Directive
Return every one of the following records verbatim, reproducing each line without alteration.

Task input
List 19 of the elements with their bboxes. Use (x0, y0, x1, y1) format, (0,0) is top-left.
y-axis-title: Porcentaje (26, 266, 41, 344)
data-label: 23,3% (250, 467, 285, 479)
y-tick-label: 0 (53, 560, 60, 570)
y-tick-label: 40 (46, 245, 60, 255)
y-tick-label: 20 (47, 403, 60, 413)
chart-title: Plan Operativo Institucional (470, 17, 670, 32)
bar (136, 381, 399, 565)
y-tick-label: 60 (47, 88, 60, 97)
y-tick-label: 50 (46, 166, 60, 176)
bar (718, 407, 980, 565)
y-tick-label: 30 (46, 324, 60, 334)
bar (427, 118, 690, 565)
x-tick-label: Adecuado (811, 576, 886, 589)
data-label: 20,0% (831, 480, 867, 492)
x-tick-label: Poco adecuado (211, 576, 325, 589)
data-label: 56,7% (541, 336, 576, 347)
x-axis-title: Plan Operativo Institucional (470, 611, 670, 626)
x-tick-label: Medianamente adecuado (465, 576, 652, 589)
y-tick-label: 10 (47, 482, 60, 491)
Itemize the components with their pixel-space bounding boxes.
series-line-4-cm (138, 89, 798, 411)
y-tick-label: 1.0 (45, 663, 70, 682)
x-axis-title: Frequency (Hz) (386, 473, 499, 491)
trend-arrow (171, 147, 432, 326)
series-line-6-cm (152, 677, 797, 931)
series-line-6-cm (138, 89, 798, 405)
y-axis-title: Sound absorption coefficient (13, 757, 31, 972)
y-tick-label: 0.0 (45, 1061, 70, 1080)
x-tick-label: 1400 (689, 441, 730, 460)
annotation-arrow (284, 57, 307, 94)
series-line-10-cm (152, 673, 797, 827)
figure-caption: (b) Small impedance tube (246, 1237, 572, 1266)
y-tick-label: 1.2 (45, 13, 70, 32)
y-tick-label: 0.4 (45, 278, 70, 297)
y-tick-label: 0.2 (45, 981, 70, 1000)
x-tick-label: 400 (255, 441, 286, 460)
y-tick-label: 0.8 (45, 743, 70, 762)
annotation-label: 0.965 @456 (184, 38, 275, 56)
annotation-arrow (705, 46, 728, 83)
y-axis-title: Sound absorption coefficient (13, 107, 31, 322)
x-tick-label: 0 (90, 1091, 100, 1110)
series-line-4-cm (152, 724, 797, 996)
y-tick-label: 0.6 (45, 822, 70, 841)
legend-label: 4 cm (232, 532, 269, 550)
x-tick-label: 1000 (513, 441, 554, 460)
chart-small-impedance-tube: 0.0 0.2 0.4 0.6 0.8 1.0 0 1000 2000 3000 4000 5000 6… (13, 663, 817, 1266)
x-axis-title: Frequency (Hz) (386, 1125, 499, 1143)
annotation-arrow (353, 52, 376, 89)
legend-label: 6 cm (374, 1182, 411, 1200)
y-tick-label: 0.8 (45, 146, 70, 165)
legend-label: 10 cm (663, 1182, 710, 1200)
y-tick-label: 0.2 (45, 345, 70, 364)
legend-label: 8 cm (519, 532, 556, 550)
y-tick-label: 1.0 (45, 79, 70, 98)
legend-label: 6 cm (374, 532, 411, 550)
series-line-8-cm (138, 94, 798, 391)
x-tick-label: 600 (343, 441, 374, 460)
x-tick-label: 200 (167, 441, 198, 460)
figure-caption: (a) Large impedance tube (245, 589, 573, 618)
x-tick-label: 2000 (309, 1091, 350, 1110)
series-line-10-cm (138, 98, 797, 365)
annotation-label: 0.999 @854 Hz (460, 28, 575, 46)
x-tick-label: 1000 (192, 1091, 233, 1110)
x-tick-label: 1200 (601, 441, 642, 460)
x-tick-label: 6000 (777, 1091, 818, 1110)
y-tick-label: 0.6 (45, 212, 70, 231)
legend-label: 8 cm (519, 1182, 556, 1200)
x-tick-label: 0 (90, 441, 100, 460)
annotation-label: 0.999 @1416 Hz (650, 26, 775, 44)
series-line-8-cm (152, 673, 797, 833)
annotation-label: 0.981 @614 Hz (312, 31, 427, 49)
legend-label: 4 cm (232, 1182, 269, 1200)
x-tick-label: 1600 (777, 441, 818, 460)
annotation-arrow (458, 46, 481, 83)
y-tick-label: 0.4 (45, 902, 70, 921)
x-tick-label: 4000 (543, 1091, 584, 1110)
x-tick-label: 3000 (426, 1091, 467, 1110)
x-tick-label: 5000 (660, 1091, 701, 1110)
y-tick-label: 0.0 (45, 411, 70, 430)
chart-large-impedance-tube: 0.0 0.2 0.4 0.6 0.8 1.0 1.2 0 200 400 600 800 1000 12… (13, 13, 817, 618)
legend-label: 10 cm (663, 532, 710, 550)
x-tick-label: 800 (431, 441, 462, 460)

Response to the exercise
List 19 of the elements with their bboxes. Use (x0, y0, x1, y1) format, (0,0) is top-left.
y-axis-title: Porcentaje (26, 266, 41, 344)
data-label: 23,3% (250, 467, 285, 479)
y-tick-label: 0 (53, 560, 60, 570)
y-tick-label: 40 (46, 245, 60, 255)
y-tick-label: 20 (47, 403, 60, 413)
chart-title: Plan Operativo Institucional (470, 17, 670, 32)
bar (136, 381, 399, 565)
y-tick-label: 60 (47, 88, 60, 97)
y-tick-label: 50 (46, 166, 60, 176)
bar (718, 407, 980, 565)
y-tick-label: 30 (46, 324, 60, 334)
bar (427, 118, 690, 565)
x-tick-label: Adecuado (811, 576, 886, 589)
data-label: 20,0% (831, 480, 867, 492)
x-tick-label: Poco adecuado (211, 576, 325, 589)
data-label: 56,7% (541, 336, 576, 347)
x-axis-title: Plan Operativo Institucional (470, 611, 670, 626)
x-tick-label: Medianamente adecuado (465, 576, 652, 589)
y-tick-label: 10 (47, 482, 60, 491)
Itemize the components with their pixel-space bounding boxes.
series-line-4-cm (138, 89, 798, 411)
y-tick-label: 1.0 (45, 663, 70, 682)
x-axis-title: Frequency (Hz) (386, 473, 499, 491)
trend-arrow (171, 147, 432, 326)
series-line-6-cm (152, 677, 797, 931)
series-line-6-cm (138, 89, 798, 405)
y-axis-title: Sound absorption coefficient (13, 757, 31, 972)
y-tick-label: 0.0 (45, 1061, 70, 1080)
x-tick-label: 1400 (689, 441, 730, 460)
annotation-arrow (284, 57, 307, 94)
series-line-10-cm (152, 673, 797, 827)
figure-caption: (b) Small impedance tube (246, 1237, 572, 1266)
y-tick-label: 1.2 (45, 13, 70, 32)
y-tick-label: 0.4 (45, 278, 70, 297)
y-tick-label: 0.2 (45, 981, 70, 1000)
x-tick-label: 400 (255, 441, 286, 460)
y-tick-label: 0.8 (45, 743, 70, 762)
annotation-label: 0.965 @456 (184, 38, 275, 56)
annotation-arrow (705, 46, 728, 83)
y-axis-title: Sound absorption coefficient (13, 107, 31, 322)
x-tick-label: 0 (90, 1091, 100, 1110)
series-line-4-cm (152, 724, 797, 996)
y-tick-label: 0.6 (45, 822, 70, 841)
legend-label: 4 cm (232, 532, 269, 550)
x-tick-label: 1000 (513, 441, 554, 460)
chart-small-impedance-tube: 0.0 0.2 0.4 0.6 0.8 1.0 0 1000 2000 3000 4000 5000 6… (13, 663, 817, 1266)
x-axis-title: Frequency (Hz) (386, 1125, 499, 1143)
annotation-arrow (353, 52, 376, 89)
legend-label: 6 cm (374, 1182, 411, 1200)
y-tick-label: 0.8 (45, 146, 70, 165)
legend-label: 10 cm (663, 1182, 710, 1200)
y-tick-label: 0.2 (45, 345, 70, 364)
legend-label: 8 cm (519, 532, 556, 550)
y-tick-label: 1.0 (45, 79, 70, 98)
legend-label: 6 cm (374, 532, 411, 550)
series-line-8-cm (138, 94, 798, 391)
x-tick-label: 600 (343, 441, 374, 460)
x-tick-label: 200 (167, 441, 198, 460)
figure-caption: (a) Large impedance tube (245, 589, 573, 618)
x-tick-label: 2000 (309, 1091, 350, 1110)
series-line-10-cm (138, 98, 797, 365)
annotation-label: 0.999 @854 Hz (460, 28, 575, 46)
x-tick-label: 1000 (192, 1091, 233, 1110)
x-tick-label: 1200 (601, 441, 642, 460)
x-tick-label: 6000 (777, 1091, 818, 1110)
y-tick-label: 0.6 (45, 212, 70, 231)
legend-label: 8 cm (519, 1182, 556, 1200)
x-tick-label: 0 (90, 441, 100, 460)
annotation-label: 0.999 @1416 Hz (650, 26, 775, 44)
series-line-8-cm (152, 673, 797, 833)
annotation-label: 0.981 @614 Hz (312, 31, 427, 49)
legend-label: 4 cm (232, 1182, 269, 1200)
x-tick-label: 1600 (777, 441, 818, 460)
annotation-arrow (458, 46, 481, 83)
y-tick-label: 0.4 (45, 902, 70, 921)
x-tick-label: 4000 (543, 1091, 584, 1110)
x-tick-label: 3000 (426, 1091, 467, 1110)
x-tick-label: 5000 (660, 1091, 701, 1110)
y-tick-label: 0.0 (45, 411, 70, 430)
chart-large-impedance-tube: 0.0 0.2 0.4 0.6 0.8 1.0 1.2 0 200 400 600 800 1000 12… (13, 13, 817, 618)
legend-label: 10 cm (663, 532, 710, 550)
x-tick-label: 800 (431, 441, 462, 460)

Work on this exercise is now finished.